# Set exercise
Your task is to copy the listing exactly. Drop any pictures from the copy.

[Start of Supplied material]

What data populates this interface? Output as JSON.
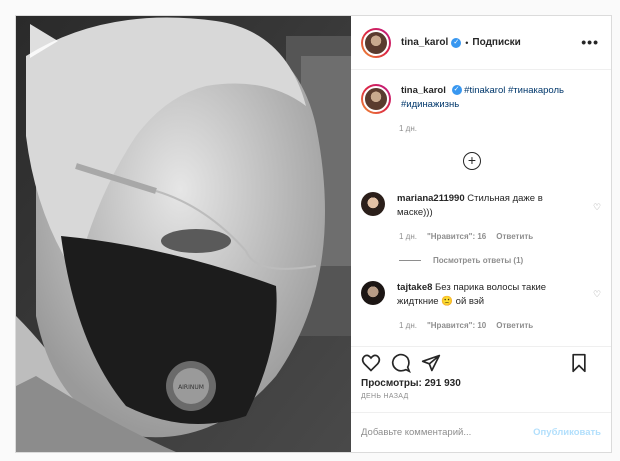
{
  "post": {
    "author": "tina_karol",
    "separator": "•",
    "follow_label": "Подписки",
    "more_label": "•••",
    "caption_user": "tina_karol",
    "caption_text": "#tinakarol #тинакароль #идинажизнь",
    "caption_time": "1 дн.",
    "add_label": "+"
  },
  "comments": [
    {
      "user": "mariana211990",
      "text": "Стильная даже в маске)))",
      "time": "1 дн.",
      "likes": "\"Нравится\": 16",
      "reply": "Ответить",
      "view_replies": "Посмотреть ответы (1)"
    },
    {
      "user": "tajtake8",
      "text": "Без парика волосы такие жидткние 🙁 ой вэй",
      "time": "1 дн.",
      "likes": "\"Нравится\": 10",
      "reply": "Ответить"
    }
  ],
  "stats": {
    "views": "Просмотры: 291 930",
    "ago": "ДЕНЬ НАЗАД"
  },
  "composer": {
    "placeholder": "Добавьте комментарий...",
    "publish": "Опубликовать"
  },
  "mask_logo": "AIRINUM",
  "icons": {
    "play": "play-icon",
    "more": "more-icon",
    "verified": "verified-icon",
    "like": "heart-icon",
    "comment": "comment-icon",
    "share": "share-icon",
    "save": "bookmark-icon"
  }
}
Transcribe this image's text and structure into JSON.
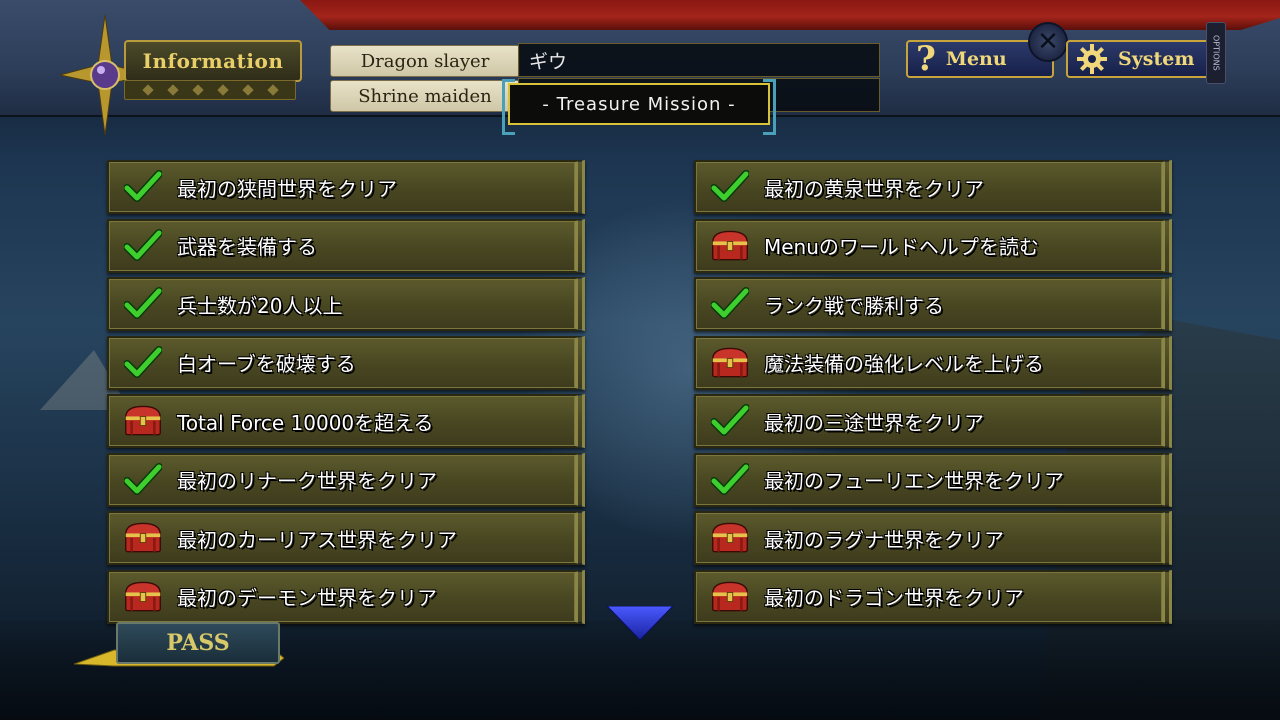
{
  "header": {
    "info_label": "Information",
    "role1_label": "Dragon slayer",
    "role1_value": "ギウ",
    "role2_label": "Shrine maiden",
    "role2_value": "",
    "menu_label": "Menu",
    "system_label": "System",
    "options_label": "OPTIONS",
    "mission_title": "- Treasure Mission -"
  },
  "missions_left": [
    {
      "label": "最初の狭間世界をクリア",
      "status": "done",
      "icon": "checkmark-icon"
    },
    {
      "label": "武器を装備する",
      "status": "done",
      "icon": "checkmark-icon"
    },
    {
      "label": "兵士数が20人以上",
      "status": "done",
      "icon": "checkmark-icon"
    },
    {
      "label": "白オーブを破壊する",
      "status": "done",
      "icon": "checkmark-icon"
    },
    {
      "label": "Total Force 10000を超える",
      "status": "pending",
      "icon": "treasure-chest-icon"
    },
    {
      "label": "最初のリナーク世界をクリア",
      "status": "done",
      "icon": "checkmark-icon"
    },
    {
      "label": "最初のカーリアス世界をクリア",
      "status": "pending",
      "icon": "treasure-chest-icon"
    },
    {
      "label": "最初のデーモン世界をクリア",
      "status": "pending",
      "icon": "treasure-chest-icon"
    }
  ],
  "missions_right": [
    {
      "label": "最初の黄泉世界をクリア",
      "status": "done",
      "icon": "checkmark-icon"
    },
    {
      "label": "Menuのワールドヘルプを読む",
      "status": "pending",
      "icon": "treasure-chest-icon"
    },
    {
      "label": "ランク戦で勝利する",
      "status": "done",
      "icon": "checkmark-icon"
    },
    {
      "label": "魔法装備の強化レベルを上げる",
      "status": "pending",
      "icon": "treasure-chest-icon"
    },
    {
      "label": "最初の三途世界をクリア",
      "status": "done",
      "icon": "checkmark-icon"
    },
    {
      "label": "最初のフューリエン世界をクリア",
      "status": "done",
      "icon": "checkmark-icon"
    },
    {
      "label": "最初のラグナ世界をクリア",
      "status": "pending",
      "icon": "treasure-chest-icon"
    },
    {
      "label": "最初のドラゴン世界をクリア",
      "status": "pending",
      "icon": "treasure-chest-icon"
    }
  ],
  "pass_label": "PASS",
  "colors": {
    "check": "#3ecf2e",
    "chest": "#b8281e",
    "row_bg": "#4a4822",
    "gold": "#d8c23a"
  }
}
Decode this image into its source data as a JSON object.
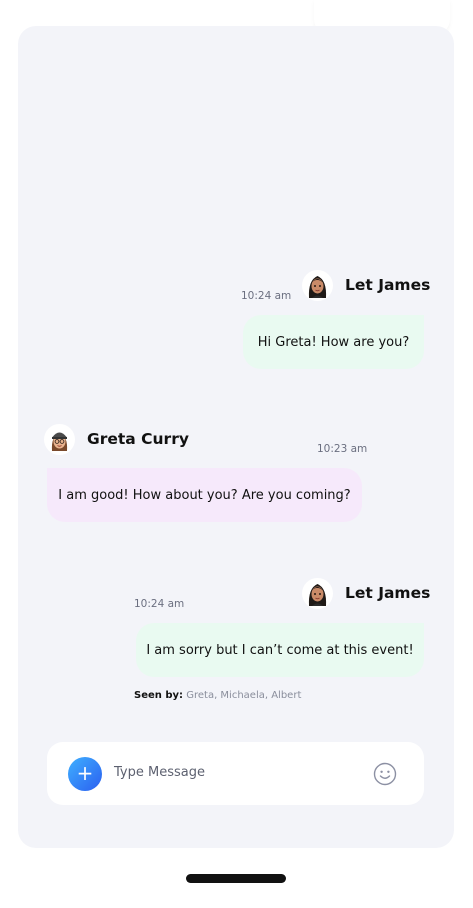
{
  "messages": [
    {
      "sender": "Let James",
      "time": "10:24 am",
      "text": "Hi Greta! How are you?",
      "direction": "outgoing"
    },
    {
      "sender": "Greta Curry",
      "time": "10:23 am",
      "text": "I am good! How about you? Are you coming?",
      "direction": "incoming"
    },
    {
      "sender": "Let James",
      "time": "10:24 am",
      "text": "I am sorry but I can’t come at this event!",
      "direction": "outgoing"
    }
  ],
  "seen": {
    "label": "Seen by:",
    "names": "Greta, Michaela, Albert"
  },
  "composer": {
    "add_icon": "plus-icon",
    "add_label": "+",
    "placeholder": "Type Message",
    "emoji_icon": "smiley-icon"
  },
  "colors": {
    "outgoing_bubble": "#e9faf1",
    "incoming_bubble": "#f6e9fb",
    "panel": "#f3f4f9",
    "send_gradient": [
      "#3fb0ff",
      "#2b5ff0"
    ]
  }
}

[End of Supplied material]

# Final result
What data populates this interface? Output as JSON.
{
  "post": {
    "author": "tina_karol",
    "separator": "•",
    "follow_label": "Подписки",
    "more_label": "•••",
    "caption_user": "tina_karol",
    "caption_text": "#tinakarol #тинакароль #идинажизнь",
    "caption_time": "1 дн.",
    "add_label": "+"
  },
  "comments": [
    {
      "user": "mariana211990",
      "text": "Стильная даже в маске)))",
      "time": "1 дн.",
      "likes": "\"Нравится\": 16",
      "reply": "Ответить",
      "view_replies": "Посмотреть ответы (1)"
    },
    {
      "user": "tajtake8",
      "text": "Без парика волосы такие жидткние 🙁 ой вэй",
      "time": "1 дн.",
      "likes": "\"Нравится\": 10",
      "reply": "Ответить"
    }
  ],
  "stats": {
    "views": "Просмотры: 291 930",
    "ago": "ДЕНЬ НАЗАД"
  },
  "composer": {
    "placeholder": "Добавьте комментарий...",
    "publish": "Опубликовать"
  },
  "mask_logo": "AIRINUM",
  "icons": {
    "play": "play-icon",
    "more": "more-icon",
    "verified": "verified-icon",
    "like": "heart-icon",
    "comment": "comment-icon",
    "share": "share-icon",
    "save": "bookmark-icon"
  }
}
Transcribe this image's text and structure into JSON.
{
  "header": {
    "info_label": "Information",
    "role1_label": "Dragon slayer",
    "role1_value": "ギウ",
    "role2_label": "Shrine maiden",
    "role2_value": "",
    "menu_label": "Menu",
    "system_label": "System",
    "options_label": "OPTIONS",
    "mission_title": "- Treasure Mission -"
  },
  "missions_left": [
    {
      "label": "最初の狭間世界をクリア",
      "status": "done",
      "icon": "checkmark-icon"
    },
    {
      "label": "武器を装備する",
      "status": "done",
      "icon": "checkmark-icon"
    },
    {
      "label": "兵士数が20人以上",
      "status": "done",
      "icon": "checkmark-icon"
    },
    {
      "label": "白オーブを破壊する",
      "status": "done",
      "icon": "checkmark-icon"
    },
    {
      "label": "Total Force 10000を超える",
      "status": "pending",
      "icon": "treasure-chest-icon"
    },
    {
      "label": "最初のリナーク世界をクリア",
      "status": "done",
      "icon": "checkmark-icon"
    },
    {
      "label": "最初のカーリアス世界をクリア",
      "status": "pending",
      "icon": "treasure-chest-icon"
    },
    {
      "label": "最初のデーモン世界をクリア",
      "status": "pending",
      "icon": "treasure-chest-icon"
    }
  ],
  "missions_right": [
    {
      "label": "最初の黄泉世界をクリア",
      "status": "done",
      "icon": "checkmark-icon"
    },
    {
      "label": "Menuのワールドヘルプを読む",
      "status": "pending",
      "icon": "treasure-chest-icon"
    },
    {
      "label": "ランク戦で勝利する",
      "status": "done",
      "icon": "checkmark-icon"
    },
    {
      "label": "魔法装備の強化レベルを上げる",
      "status": "pending",
      "icon": "treasure-chest-icon"
    },
    {
      "label": "最初の三途世界をクリア",
      "status": "done",
      "icon": "checkmark-icon"
    },
    {
      "label": "最初のフューリエン世界をクリア",
      "status": "done",
      "icon": "checkmark-icon"
    },
    {
      "label": "最初のラグナ世界をクリア",
      "status": "pending",
      "icon": "treasure-chest-icon"
    },
    {
      "label": "最初のドラゴン世界をクリア",
      "status": "pending",
      "icon": "treasure-chest-icon"
    }
  ],
  "pass_label": "PASS",
  "colors": {
    "check": "#3ecf2e",
    "chest": "#b8281e",
    "row_bg": "#4a4822",
    "gold": "#d8c23a"
  }
}
Decode this image into its source data as a JSON object.
{
  "messages": [
    {
      "sender": "Let James",
      "time": "10:24 am",
      "text": "Hi Greta! How are you?",
      "direction": "outgoing"
    },
    {
      "sender": "Greta Curry",
      "time": "10:23 am",
      "text": "I am good! How about you? Are you coming?",
      "direction": "incoming"
    },
    {
      "sender": "Let James",
      "time": "10:24 am",
      "text": "I am sorry but I can’t come at this event!",
      "direction": "outgoing"
    }
  ],
  "seen": {
    "label": "Seen by:",
    "names": "Greta, Michaela, Albert"
  },
  "composer": {
    "add_icon": "plus-icon",
    "add_label": "+",
    "placeholder": "Type Message",
    "emoji_icon": "smiley-icon"
  },
  "colors": {
    "outgoing_bubble": "#e9faf1",
    "incoming_bubble": "#f6e9fb",
    "panel": "#f3f4f9",
    "send_gradient": [
      "#3fb0ff",
      "#2b5ff0"
    ]
  }
}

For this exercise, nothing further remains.